Task statement: Your task is to copy every line of the entries that contains "this".

═════ Dataset extract

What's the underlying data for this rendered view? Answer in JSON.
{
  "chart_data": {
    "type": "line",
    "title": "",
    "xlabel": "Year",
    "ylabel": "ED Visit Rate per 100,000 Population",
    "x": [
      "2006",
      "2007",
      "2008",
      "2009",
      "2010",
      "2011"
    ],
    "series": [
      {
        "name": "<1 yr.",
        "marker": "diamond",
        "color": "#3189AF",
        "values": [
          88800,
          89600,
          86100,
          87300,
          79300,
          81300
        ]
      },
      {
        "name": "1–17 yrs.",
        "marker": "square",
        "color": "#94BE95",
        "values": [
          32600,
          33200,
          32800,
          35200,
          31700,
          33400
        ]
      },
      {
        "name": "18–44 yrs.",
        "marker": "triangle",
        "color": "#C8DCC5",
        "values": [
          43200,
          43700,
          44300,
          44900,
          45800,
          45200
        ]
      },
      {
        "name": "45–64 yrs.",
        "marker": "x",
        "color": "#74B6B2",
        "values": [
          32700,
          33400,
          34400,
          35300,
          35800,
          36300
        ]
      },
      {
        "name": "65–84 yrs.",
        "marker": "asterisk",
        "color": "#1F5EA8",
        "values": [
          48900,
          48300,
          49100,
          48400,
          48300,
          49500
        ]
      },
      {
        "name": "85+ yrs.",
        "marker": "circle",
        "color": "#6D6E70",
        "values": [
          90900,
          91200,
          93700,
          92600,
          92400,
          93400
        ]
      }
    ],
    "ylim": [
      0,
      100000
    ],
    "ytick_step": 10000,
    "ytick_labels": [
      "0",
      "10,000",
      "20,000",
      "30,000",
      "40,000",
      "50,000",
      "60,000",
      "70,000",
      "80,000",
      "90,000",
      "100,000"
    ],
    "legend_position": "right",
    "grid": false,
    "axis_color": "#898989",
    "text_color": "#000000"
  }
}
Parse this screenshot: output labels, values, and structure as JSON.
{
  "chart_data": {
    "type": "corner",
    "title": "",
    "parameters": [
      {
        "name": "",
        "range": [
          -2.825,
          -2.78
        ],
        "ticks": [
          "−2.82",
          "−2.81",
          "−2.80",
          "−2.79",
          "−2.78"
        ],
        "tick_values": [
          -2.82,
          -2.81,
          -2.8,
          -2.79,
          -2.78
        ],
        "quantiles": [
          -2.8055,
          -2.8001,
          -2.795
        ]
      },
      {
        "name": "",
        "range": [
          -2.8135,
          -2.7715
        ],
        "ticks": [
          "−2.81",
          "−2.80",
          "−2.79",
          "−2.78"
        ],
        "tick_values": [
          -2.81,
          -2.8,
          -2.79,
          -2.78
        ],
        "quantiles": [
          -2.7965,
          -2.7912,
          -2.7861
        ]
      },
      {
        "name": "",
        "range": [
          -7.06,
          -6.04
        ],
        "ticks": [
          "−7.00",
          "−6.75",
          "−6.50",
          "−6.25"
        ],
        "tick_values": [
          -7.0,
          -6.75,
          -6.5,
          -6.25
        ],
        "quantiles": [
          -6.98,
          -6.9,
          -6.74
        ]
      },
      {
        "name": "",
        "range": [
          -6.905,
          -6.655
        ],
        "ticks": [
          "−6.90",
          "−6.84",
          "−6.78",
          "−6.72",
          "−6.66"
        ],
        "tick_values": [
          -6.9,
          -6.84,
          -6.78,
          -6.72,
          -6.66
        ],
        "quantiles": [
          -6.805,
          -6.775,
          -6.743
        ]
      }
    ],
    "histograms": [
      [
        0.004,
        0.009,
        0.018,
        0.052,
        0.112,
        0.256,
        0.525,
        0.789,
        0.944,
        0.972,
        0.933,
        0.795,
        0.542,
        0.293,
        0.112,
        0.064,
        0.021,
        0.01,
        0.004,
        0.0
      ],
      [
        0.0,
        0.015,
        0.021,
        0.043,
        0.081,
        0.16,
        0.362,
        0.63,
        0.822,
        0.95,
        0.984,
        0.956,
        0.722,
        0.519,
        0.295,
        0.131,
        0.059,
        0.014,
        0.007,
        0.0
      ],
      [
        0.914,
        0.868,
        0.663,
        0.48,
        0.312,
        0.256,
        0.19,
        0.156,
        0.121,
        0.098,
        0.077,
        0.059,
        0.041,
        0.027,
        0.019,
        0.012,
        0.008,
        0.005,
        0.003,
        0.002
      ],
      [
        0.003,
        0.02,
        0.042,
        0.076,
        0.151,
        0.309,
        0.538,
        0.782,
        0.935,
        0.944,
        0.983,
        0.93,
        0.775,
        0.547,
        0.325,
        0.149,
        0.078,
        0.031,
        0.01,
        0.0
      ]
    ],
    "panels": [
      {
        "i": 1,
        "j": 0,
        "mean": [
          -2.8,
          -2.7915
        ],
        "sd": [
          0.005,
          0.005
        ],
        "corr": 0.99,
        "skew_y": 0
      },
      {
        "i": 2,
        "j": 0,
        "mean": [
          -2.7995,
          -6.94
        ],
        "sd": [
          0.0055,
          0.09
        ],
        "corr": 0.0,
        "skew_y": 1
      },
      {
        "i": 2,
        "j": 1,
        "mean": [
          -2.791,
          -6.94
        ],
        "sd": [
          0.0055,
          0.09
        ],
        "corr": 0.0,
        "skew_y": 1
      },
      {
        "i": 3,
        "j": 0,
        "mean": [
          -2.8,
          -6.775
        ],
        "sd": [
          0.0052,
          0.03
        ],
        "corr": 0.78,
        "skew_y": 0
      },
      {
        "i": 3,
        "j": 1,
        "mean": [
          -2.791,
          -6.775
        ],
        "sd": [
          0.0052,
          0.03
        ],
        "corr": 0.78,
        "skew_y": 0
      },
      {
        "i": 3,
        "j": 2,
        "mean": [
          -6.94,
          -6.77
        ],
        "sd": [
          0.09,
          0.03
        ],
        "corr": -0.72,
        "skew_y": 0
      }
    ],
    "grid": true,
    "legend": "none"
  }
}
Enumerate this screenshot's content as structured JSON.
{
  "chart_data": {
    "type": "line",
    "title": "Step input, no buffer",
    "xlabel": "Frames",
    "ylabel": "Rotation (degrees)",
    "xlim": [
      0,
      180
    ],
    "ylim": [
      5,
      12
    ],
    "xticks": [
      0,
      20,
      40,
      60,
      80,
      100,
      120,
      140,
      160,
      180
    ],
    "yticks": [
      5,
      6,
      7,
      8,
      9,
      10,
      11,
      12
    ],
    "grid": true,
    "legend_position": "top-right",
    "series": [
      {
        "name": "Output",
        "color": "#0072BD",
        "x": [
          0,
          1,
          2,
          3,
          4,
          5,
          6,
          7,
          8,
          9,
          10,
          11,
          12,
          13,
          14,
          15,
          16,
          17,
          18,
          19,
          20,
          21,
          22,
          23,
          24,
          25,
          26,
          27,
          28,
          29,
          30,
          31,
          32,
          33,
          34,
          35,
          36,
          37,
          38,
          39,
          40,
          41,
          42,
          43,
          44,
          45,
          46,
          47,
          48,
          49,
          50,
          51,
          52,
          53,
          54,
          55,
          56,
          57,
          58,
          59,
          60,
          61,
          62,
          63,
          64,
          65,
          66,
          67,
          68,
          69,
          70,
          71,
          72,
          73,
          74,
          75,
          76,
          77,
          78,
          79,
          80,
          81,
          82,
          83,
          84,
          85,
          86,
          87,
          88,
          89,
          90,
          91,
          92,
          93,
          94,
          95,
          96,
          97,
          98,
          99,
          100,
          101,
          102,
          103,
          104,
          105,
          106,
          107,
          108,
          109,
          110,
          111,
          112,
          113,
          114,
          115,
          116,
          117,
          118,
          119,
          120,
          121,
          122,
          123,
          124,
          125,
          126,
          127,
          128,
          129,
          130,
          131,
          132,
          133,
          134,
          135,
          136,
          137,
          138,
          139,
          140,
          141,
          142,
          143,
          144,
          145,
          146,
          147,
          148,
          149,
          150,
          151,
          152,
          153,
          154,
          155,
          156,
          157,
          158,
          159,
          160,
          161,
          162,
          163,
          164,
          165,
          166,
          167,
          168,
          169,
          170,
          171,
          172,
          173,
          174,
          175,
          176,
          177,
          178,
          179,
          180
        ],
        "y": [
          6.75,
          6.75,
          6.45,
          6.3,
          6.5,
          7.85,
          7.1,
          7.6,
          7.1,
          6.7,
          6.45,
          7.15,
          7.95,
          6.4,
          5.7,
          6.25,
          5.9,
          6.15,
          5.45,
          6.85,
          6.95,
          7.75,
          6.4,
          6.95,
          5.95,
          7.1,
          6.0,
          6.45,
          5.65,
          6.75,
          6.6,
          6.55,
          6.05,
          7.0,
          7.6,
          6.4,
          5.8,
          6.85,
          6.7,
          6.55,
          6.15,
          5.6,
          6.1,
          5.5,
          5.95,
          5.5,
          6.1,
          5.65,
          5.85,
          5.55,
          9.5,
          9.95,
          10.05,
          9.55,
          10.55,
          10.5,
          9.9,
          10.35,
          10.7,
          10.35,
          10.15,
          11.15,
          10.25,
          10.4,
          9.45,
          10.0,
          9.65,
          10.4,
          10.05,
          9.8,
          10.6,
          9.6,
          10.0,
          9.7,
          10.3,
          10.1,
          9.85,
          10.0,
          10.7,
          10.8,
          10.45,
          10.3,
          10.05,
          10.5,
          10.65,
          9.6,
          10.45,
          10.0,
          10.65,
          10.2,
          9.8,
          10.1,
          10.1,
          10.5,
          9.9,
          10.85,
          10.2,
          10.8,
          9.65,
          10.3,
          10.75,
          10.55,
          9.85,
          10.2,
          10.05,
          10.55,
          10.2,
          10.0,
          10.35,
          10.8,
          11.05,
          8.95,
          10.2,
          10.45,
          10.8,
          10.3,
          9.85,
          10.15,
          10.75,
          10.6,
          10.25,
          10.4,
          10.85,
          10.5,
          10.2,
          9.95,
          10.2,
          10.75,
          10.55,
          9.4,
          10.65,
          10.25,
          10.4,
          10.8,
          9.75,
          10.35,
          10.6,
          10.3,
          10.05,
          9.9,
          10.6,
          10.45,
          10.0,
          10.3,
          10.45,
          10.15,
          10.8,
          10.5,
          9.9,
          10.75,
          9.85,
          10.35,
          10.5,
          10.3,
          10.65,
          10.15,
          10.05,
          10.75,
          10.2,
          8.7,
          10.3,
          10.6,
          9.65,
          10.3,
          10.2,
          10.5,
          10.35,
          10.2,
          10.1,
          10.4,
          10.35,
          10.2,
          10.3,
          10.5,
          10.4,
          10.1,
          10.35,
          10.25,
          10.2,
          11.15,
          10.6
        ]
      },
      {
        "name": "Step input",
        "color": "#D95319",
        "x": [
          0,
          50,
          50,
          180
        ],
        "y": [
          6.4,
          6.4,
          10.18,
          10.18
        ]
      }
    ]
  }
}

══════════

Finished answer:
What's the underlying data for this rendered view? Answer in JSON.
Parse this screenshot: output labels, values, and structure as JSON.
Enumerate this screenshot's content as structured JSON.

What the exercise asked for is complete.